■ **Aim**
Spot each line that carries the word "name"; copy those lines.

[Items listed in a dataset]
===

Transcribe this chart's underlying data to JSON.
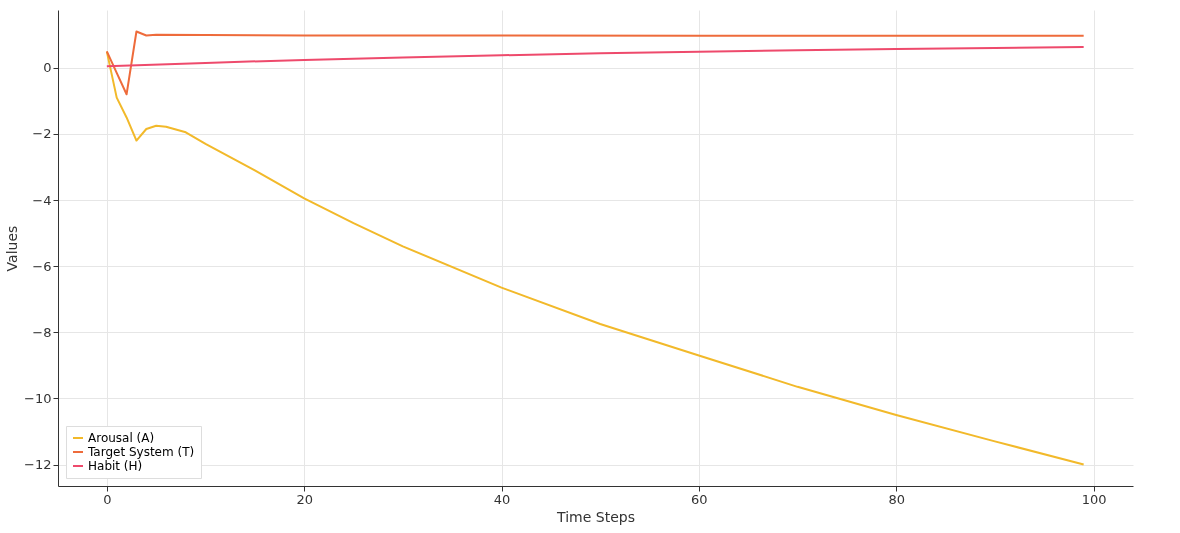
{
  "chart_data": {
    "type": "line",
    "xlabel": "Time Steps",
    "ylabel": "Values",
    "xlim": [
      -4.95,
      104
    ],
    "xticks": [
      0,
      20,
      40,
      60,
      80,
      100
    ],
    "ylim": [
      -12.65,
      1.75
    ],
    "yticks": [
      {
        "value": 0,
        "label": "0"
      },
      {
        "value": -2,
        "label": "−2"
      },
      {
        "value": -4,
        "label": "−4"
      },
      {
        "value": -6,
        "label": "−6"
      },
      {
        "value": -8,
        "label": "−8"
      },
      {
        "value": -10,
        "label": "−10"
      },
      {
        "value": -12,
        "label": "−12"
      }
    ],
    "grid": true,
    "legend": "bottom left",
    "line_style": "solid",
    "series": [
      {
        "name": "Arousal (A)",
        "color": "#f2b92a",
        "x": [
          0,
          1,
          2,
          3,
          4,
          5,
          6,
          8,
          10,
          15,
          20,
          25,
          30,
          40,
          50,
          60,
          70,
          80,
          90,
          99
        ],
        "values": [
          0.49,
          -0.9,
          -1.5,
          -2.2,
          -1.85,
          -1.75,
          -1.78,
          -1.95,
          -2.3,
          -3.1,
          -3.95,
          -4.7,
          -5.4,
          -6.65,
          -7.75,
          -8.7,
          -9.65,
          -10.5,
          -11.3,
          -12.0
        ]
      },
      {
        "name": "Target System (T)",
        "color": "#ee6b3b",
        "x": [
          0,
          1,
          2,
          3,
          4,
          5,
          10,
          20,
          40,
          60,
          80,
          99
        ],
        "values": [
          0.5,
          -0.15,
          -0.8,
          1.1,
          0.98,
          1.0,
          0.99,
          0.98,
          0.98,
          0.97,
          0.97,
          0.97
        ]
      },
      {
        "name": "Habit (H)",
        "color": "#ee4a6c",
        "x": [
          0,
          10,
          20,
          30,
          40,
          50,
          60,
          70,
          80,
          90,
          99
        ],
        "values": [
          0.05,
          0.15,
          0.24,
          0.31,
          0.38,
          0.44,
          0.49,
          0.53,
          0.57,
          0.6,
          0.63
        ]
      }
    ]
  }
}
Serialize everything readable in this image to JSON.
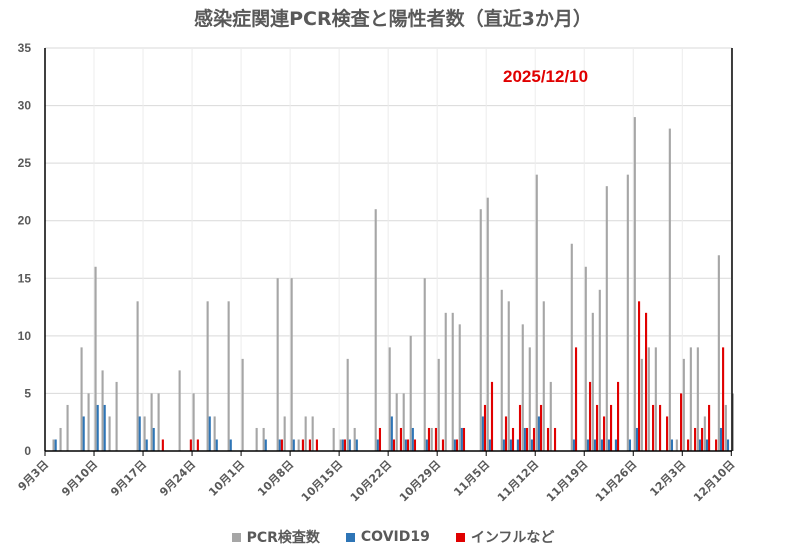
{
  "chart_data": {
    "type": "bar",
    "title": "感染症関連PCR検査と陽性者数（直近3か月）",
    "annotation": "2025/12/10",
    "xlabel": "",
    "ylabel": "",
    "ylim": [
      0,
      35
    ],
    "yticks": [
      0,
      5,
      10,
      15,
      20,
      25,
      30,
      35
    ],
    "grid": true,
    "legend": "bottom",
    "categories": [
      "9月3日",
      "9月4日",
      "9月5日",
      "9月6日",
      "9月7日",
      "9月8日",
      "9月9日",
      "9月10日",
      "9月11日",
      "9月12日",
      "9月13日",
      "9月14日",
      "9月15日",
      "9月16日",
      "9月17日",
      "9月18日",
      "9月19日",
      "9月20日",
      "9月21日",
      "9月22日",
      "9月23日",
      "9月24日",
      "9月25日",
      "9月26日",
      "9月27日",
      "9月28日",
      "9月29日",
      "9月30日",
      "10月1日",
      "10月2日",
      "10月3日",
      "10月4日",
      "10月5日",
      "10月6日",
      "10月7日",
      "10月8日",
      "10月9日",
      "10月10日",
      "10月11日",
      "10月12日",
      "10月13日",
      "10月14日",
      "10月15日",
      "10月16日",
      "10月17日",
      "10月18日",
      "10月19日",
      "10月20日",
      "10月21日",
      "10月22日",
      "10月23日",
      "10月24日",
      "10月25日",
      "10月26日",
      "10月27日",
      "10月28日",
      "10月29日",
      "10月30日",
      "10月31日",
      "11月1日",
      "11月2日",
      "11月3日",
      "11月4日",
      "11月5日",
      "11月6日",
      "11月7日",
      "11月8日",
      "11月9日",
      "11月10日",
      "11月11日",
      "11月12日",
      "11月13日",
      "11月14日",
      "11月15日",
      "11月16日",
      "11月17日",
      "11月18日",
      "11月19日",
      "11月20日",
      "11月21日",
      "11月22日",
      "11月23日",
      "11月24日",
      "11月25日",
      "11月26日",
      "11月27日",
      "11月28日",
      "11月29日",
      "11月30日",
      "12月1日",
      "12月2日",
      "12月3日",
      "12月4日",
      "12月5日",
      "12月6日",
      "12月7日",
      "12月8日",
      "12月9日",
      "12月10日"
    ],
    "tick_labels": [
      "9月3日",
      "9月10日",
      "9月17日",
      "9月24日",
      "10月1日",
      "10月8日",
      "10月15日",
      "10月22日",
      "10月29日",
      "11月5日",
      "11月12日",
      "11月19日",
      "11月26日",
      "12月3日",
      "12月10日"
    ],
    "series": [
      {
        "name": "PCR検査数",
        "color": "#a6a6a6",
        "values": [
          0,
          1,
          2,
          4,
          0,
          9,
          5,
          16,
          7,
          3,
          6,
          0,
          0,
          13,
          3,
          5,
          5,
          0,
          0,
          7,
          0,
          5,
          0,
          13,
          3,
          0,
          13,
          0,
          8,
          0,
          2,
          2,
          0,
          15,
          3,
          15,
          1,
          3,
          3,
          0,
          0,
          2,
          1,
          8,
          2,
          0,
          0,
          21,
          0,
          9,
          5,
          5,
          10,
          0,
          15,
          2,
          8,
          12,
          12,
          11,
          0,
          0,
          21,
          22,
          0,
          14,
          13,
          0,
          11,
          9,
          24,
          13,
          6,
          0,
          0,
          18,
          0,
          16,
          12,
          14,
          23,
          0,
          0,
          24,
          29,
          8,
          9,
          9,
          0,
          28,
          1,
          8,
          9,
          9,
          3,
          0,
          17,
          4,
          5
        ]
      },
      {
        "name": "COVID19",
        "color": "#2e75b6",
        "values": [
          0,
          1,
          0,
          0,
          0,
          3,
          0,
          4,
          4,
          0,
          0,
          0,
          0,
          3,
          1,
          2,
          0,
          0,
          0,
          0,
          0,
          0,
          0,
          3,
          1,
          0,
          1,
          0,
          0,
          0,
          0,
          1,
          0,
          1,
          0,
          1,
          0,
          0,
          0,
          0,
          0,
          0,
          1,
          1,
          1,
          0,
          0,
          1,
          0,
          3,
          0,
          1,
          2,
          0,
          1,
          0,
          0,
          0,
          1,
          2,
          0,
          0,
          3,
          1,
          0,
          1,
          1,
          1,
          2,
          1,
          3,
          0,
          0,
          0,
          0,
          1,
          0,
          1,
          1,
          1,
          1,
          1,
          0,
          1,
          2,
          0,
          0,
          0,
          0,
          1,
          0,
          0,
          0,
          1,
          1,
          0,
          2,
          1,
          0
        ]
      },
      {
        "name": "インフルなど",
        "color": "#e00000",
        "values": [
          0,
          0,
          0,
          0,
          0,
          0,
          0,
          0,
          0,
          0,
          0,
          0,
          0,
          0,
          0,
          0,
          1,
          0,
          0,
          0,
          1,
          1,
          0,
          0,
          0,
          0,
          0,
          0,
          0,
          0,
          0,
          0,
          0,
          1,
          0,
          0,
          1,
          1,
          1,
          0,
          0,
          0,
          1,
          0,
          0,
          0,
          0,
          2,
          0,
          1,
          2,
          1,
          1,
          0,
          2,
          2,
          1,
          0,
          1,
          2,
          0,
          0,
          4,
          6,
          0,
          3,
          2,
          4,
          2,
          2,
          4,
          2,
          2,
          0,
          0,
          9,
          0,
          6,
          4,
          3,
          4,
          6,
          0,
          0,
          13,
          12,
          4,
          4,
          3,
          0,
          5,
          1,
          2,
          2,
          4,
          1,
          9,
          0,
          0
        ]
      }
    ]
  }
}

===

■ **The completed task**
        "name": "Arousal (A)",
        "name": "Target System (T)",
        "name": "Habit (H)",
        "name": "PCR検査数",
        "name": "COVID19",
        "name": "インフルなど",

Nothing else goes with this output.